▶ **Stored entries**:
────────────────────

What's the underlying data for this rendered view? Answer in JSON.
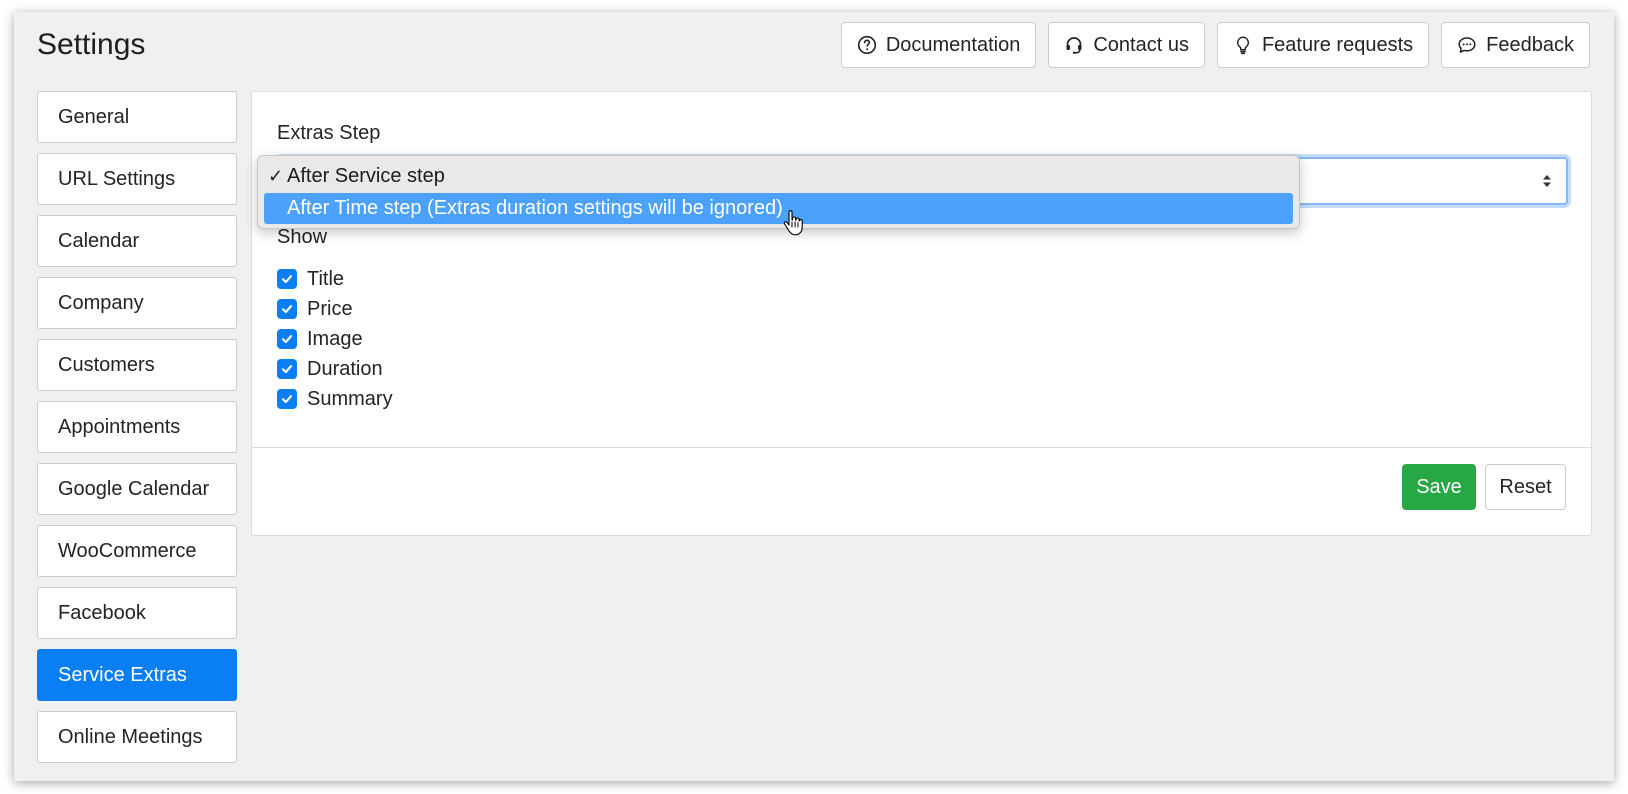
{
  "header": {
    "title": "Settings",
    "buttons": [
      {
        "label": "Documentation",
        "icon": "question-circle-icon"
      },
      {
        "label": "Contact us",
        "icon": "headset-icon"
      },
      {
        "label": "Feature requests",
        "icon": "lightbulb-icon"
      },
      {
        "label": "Feedback",
        "icon": "chat-bubble-icon"
      }
    ]
  },
  "sidebar": {
    "active_item": "Service Extras",
    "items": [
      {
        "label": "General"
      },
      {
        "label": "URL Settings"
      },
      {
        "label": "Calendar"
      },
      {
        "label": "Company"
      },
      {
        "label": "Customers"
      },
      {
        "label": "Appointments"
      },
      {
        "label": "Google Calendar"
      },
      {
        "label": "WooCommerce"
      },
      {
        "label": "Facebook"
      },
      {
        "label": "Service Extras"
      },
      {
        "label": "Online Meetings"
      }
    ]
  },
  "main": {
    "extras_step_label": "Extras Step",
    "extras_step_select": {
      "selected": "After Service step",
      "options": [
        {
          "label": "After Service step",
          "checkmark": "✓"
        },
        {
          "label": "After Time step (Extras duration settings will be ignored)"
        }
      ]
    },
    "show_label": "Show",
    "show_options": [
      {
        "label": "Title",
        "checked": true
      },
      {
        "label": "Price",
        "checked": true
      },
      {
        "label": "Image",
        "checked": true
      },
      {
        "label": "Duration",
        "checked": true
      },
      {
        "label": "Summary",
        "checked": true
      }
    ],
    "save_label": "Save",
    "reset_label": "Reset"
  },
  "colors": {
    "accent": "#0a7ff5",
    "save": "#28a745",
    "highlight": "#4ba1fc"
  }
}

────────────────────

▶ **The exercise**: Repeat the data above exactly, but not the pictures.

▶ **Final answer**:
What's the underlying data for this rendered view? Answer in JSON.
{
  "header": {
    "title": "Settings",
    "buttons": [
      {
        "label": "Documentation",
        "icon": "question-circle-icon"
      },
      {
        "label": "Contact us",
        "icon": "headset-icon"
      },
      {
        "label": "Feature requests",
        "icon": "lightbulb-icon"
      },
      {
        "label": "Feedback",
        "icon": "chat-bubble-icon"
      }
    ]
  },
  "sidebar": {
    "active_item": "Service Extras",
    "items": [
      {
        "label": "General"
      },
      {
        "label": "URL Settings"
      },
      {
        "label": "Calendar"
      },
      {
        "label": "Company"
      },
      {
        "label": "Customers"
      },
      {
        "label": "Appointments"
      },
      {
        "label": "Google Calendar"
      },
      {
        "label": "WooCommerce"
      },
      {
        "label": "Facebook"
      },
      {
        "label": "Service Extras"
      },
      {
        "label": "Online Meetings"
      }
    ]
  },
  "main": {
    "extras_step_label": "Extras Step",
    "extras_step_select": {
      "selected": "After Service step",
      "options": [
        {
          "label": "After Service step",
          "checkmark": "✓"
        },
        {
          "label": "After Time step (Extras duration settings will be ignored)"
        }
      ]
    },
    "show_label": "Show",
    "show_options": [
      {
        "label": "Title",
        "checked": true
      },
      {
        "label": "Price",
        "checked": true
      },
      {
        "label": "Image",
        "checked": true
      },
      {
        "label": "Duration",
        "checked": true
      },
      {
        "label": "Summary",
        "checked": true
      }
    ],
    "save_label": "Save",
    "reset_label": "Reset"
  },
  "colors": {
    "accent": "#0a7ff5",
    "save": "#28a745",
    "highlight": "#4ba1fc"
  }
}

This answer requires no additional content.